▸ **Records provided**:
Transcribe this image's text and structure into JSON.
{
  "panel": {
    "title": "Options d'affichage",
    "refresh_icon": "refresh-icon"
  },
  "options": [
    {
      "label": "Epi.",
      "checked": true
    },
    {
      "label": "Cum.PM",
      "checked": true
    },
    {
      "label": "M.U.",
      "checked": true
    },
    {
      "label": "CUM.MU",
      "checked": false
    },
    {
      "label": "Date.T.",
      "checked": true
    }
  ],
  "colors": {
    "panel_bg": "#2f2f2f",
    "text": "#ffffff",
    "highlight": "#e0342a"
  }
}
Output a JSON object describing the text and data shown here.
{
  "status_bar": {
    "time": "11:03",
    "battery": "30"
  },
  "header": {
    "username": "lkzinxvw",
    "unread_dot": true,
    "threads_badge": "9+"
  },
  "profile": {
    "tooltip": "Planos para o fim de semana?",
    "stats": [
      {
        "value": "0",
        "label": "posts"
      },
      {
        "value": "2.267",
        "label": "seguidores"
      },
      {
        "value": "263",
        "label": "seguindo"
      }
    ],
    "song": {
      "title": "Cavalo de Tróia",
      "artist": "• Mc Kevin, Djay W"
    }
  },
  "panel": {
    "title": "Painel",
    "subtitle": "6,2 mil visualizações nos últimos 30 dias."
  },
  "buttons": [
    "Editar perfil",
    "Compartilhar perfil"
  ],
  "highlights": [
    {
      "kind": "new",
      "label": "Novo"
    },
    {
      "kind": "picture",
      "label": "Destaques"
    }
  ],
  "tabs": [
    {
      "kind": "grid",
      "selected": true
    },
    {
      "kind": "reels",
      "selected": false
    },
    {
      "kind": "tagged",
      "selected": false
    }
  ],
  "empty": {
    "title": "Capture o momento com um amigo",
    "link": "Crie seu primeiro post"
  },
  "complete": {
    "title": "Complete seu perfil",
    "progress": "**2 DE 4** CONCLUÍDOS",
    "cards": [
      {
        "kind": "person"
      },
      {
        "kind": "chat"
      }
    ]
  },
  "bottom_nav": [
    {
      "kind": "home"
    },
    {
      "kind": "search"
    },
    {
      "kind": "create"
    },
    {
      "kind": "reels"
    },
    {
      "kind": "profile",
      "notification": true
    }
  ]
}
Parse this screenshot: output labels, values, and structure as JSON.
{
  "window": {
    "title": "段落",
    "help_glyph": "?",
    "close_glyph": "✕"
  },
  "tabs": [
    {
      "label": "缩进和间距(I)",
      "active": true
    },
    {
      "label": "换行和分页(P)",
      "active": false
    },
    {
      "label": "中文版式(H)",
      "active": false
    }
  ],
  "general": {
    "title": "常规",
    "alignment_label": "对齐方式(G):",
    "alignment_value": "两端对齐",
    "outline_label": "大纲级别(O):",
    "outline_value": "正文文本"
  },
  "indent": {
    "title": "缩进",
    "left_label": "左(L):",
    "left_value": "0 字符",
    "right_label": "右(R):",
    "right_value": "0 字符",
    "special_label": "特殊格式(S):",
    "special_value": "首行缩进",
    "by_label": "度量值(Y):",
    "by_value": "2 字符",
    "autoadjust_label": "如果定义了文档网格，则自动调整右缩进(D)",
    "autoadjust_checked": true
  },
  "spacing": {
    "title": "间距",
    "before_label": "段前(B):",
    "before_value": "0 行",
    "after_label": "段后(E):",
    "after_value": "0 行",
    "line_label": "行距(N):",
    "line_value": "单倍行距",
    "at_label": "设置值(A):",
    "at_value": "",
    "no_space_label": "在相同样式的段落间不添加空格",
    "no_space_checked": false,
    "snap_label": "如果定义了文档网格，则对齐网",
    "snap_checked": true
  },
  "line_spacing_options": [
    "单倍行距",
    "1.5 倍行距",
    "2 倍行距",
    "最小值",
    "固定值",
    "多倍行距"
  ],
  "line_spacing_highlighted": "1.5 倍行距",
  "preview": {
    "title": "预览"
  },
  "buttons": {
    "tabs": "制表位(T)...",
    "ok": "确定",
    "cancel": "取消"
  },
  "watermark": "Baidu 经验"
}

▸ **Set task**: Return all of the data word for word.

▸ **Output of the task**:
Transcribe this image's text and structure into JSON.
{
  "panel": {
    "title": "Options d'affichage",
    "refresh_icon": "refresh-icon"
  },
  "options": [
    {
      "label": "Epi.",
      "checked": true
    },
    {
      "label": "Cum.PM",
      "checked": true
    },
    {
      "label": "M.U.",
      "checked": true
    },
    {
      "label": "CUM.MU",
      "checked": false
    },
    {
      "label": "Date.T.",
      "checked": true
    }
  ],
  "colors": {
    "panel_bg": "#2f2f2f",
    "text": "#ffffff",
    "highlight": "#e0342a"
  }
}
Output a JSON object describing the text and data shown here.
{
  "status_bar": {
    "time": "11:03",
    "battery": "30"
  },
  "header": {
    "username": "lkzinxvw",
    "unread_dot": true,
    "threads_badge": "9+"
  },
  "profile": {
    "tooltip": "Planos para o fim de semana?",
    "stats": [
      {
        "value": "0",
        "label": "posts"
      },
      {
        "value": "2.267",
        "label": "seguidores"
      },
      {
        "value": "263",
        "label": "seguindo"
      }
    ],
    "song": {
      "title": "Cavalo de Tróia",
      "artist": "• Mc Kevin, Djay W"
    }
  },
  "panel": {
    "title": "Painel",
    "subtitle": "6,2 mil visualizações nos últimos 30 dias."
  },
  "buttons": [
    "Editar perfil",
    "Compartilhar perfil"
  ],
  "highlights": [
    {
      "kind": "new",
      "label": "Novo"
    },
    {
      "kind": "picture",
      "label": "Destaques"
    }
  ],
  "tabs": [
    {
      "kind": "grid",
      "selected": true
    },
    {
      "kind": "reels",
      "selected": false
    },
    {
      "kind": "tagged",
      "selected": false
    }
  ],
  "empty": {
    "title": "Capture o momento com um amigo",
    "link": "Crie seu primeiro post"
  },
  "complete": {
    "title": "Complete seu perfil",
    "progress": "**2 DE 4** CONCLUÍDOS",
    "cards": [
      {
        "kind": "person"
      },
      {
        "kind": "chat"
      }
    ]
  },
  "bottom_nav": [
    {
      "kind": "home"
    },
    {
      "kind": "search"
    },
    {
      "kind": "create"
    },
    {
      "kind": "reels"
    },
    {
      "kind": "profile",
      "notification": true
    }
  ]
}
Parse this screenshot: output labels, values, and structure as JSON.
{
  "window": {
    "title": "段落",
    "help_glyph": "?",
    "close_glyph": "✕"
  },
  "tabs": [
    {
      "label": "缩进和间距(I)",
      "active": true
    },
    {
      "label": "换行和分页(P)",
      "active": false
    },
    {
      "label": "中文版式(H)",
      "active": false
    }
  ],
  "general": {
    "title": "常规",
    "alignment_label": "对齐方式(G):",
    "alignment_value": "两端对齐",
    "outline_label": "大纲级别(O):",
    "outline_value": "正文文本"
  },
  "indent": {
    "title": "缩进",
    "left_label": "左(L):",
    "left_value": "0 字符",
    "right_label": "右(R):",
    "right_value": "0 字符",
    "special_label": "特殊格式(S):",
    "special_value": "首行缩进",
    "by_label": "度量值(Y):",
    "by_value": "2 字符",
    "autoadjust_label": "如果定义了文档网格，则自动调整右缩进(D)",
    "autoadjust_checked": true
  },
  "spacing": {
    "title": "间距",
    "before_label": "段前(B):",
    "before_value": "0 行",
    "after_label": "段后(E):",
    "after_value": "0 行",
    "line_label": "行距(N):",
    "line_value": "单倍行距",
    "at_label": "设置值(A):",
    "at_value": "",
    "no_space_label": "在相同样式的段落间不添加空格",
    "no_space_checked": false,
    "snap_label": "如果定义了文档网格，则对齐网",
    "snap_checked": true
  },
  "line_spacing_options": [
    "单倍行距",
    "1.5 倍行距",
    "2 倍行距",
    "最小值",
    "固定值",
    "多倍行距"
  ],
  "line_spacing_highlighted": "1.5 倍行距",
  "preview": {
    "title": "预览"
  },
  "buttons": {
    "tabs": "制表位(T)...",
    "ok": "确定",
    "cancel": "取消"
  },
  "watermark": "Baidu 经验"
}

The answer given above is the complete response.